▶ [Requirements]:
Each entry below is to be extracted exactly.
start Stored data
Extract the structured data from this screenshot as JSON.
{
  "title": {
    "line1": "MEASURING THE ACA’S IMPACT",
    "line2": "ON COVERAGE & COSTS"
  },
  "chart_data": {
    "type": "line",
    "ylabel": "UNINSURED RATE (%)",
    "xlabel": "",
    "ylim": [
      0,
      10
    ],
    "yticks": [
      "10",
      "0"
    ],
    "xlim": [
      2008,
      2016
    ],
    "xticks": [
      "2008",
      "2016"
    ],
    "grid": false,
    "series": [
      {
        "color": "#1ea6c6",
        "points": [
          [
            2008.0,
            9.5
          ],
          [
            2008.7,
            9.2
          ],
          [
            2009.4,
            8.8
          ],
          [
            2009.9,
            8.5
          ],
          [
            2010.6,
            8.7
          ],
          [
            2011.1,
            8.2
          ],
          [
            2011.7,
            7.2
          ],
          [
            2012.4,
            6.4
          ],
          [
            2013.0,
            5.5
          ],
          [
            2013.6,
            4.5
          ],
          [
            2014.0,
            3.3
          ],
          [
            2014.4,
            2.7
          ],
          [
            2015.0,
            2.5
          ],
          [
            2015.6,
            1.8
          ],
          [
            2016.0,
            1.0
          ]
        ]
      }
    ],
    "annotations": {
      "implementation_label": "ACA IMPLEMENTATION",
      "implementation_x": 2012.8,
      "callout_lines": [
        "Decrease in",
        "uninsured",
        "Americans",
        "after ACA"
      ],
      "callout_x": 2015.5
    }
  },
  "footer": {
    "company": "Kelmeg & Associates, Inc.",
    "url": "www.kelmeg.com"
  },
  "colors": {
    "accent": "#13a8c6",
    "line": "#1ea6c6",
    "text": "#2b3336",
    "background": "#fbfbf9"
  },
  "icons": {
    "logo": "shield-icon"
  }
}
end Stored data
▶ [Reply]:
Extract the structured data from this screenshot as JSON.
{
  "title": {
    "line1": "MEASURING THE ACA’S IMPACT",
    "line2": "ON COVERAGE & COSTS"
  },
  "chart_data": {
    "type": "line",
    "ylabel": "UNINSURED RATE (%)",
    "xlabel": "",
    "ylim": [
      0,
      10
    ],
    "yticks": [
      "10",
      "0"
    ],
    "xlim": [
      2008,
      2016
    ],
    "xticks": [
      "2008",
      "2016"
    ],
    "grid": false,
    "series": [
      {
        "color": "#1ea6c6",
        "points": [
          [
            2008.0,
            9.5
          ],
          [
            2008.7,
            9.2
          ],
          [
            2009.4,
            8.8
          ],
          [
            2009.9,
            8.5
          ],
          [
            2010.6,
            8.7
          ],
          [
            2011.1,
            8.2
          ],
          [
            2011.7,
            7.2
          ],
          [
            2012.4,
            6.4
          ],
          [
            2013.0,
            5.5
          ],
          [
            2013.6,
            4.5
          ],
          [
            2014.0,
            3.3
          ],
          [
            2014.4,
            2.7
          ],
          [
            2015.0,
            2.5
          ],
          [
            2015.6,
            1.8
          ],
          [
            2016.0,
            1.0
          ]
        ]
      }
    ],
    "annotations": {
      "implementation_label": "ACA IMPLEMENTATION",
      "implementation_x": 2012.8,
      "callout_lines": [
        "Decrease in",
        "uninsured",
        "Americans",
        "after ACA"
      ],
      "callout_x": 2015.5
    }
  },
  "footer": {
    "company": "Kelmeg & Associates, Inc.",
    "url": "www.kelmeg.com"
  },
  "colors": {
    "accent": "#13a8c6",
    "line": "#1ea6c6",
    "text": "#2b3336",
    "background": "#fbfbf9"
  },
  "icons": {
    "logo": "shield-icon"
  }
}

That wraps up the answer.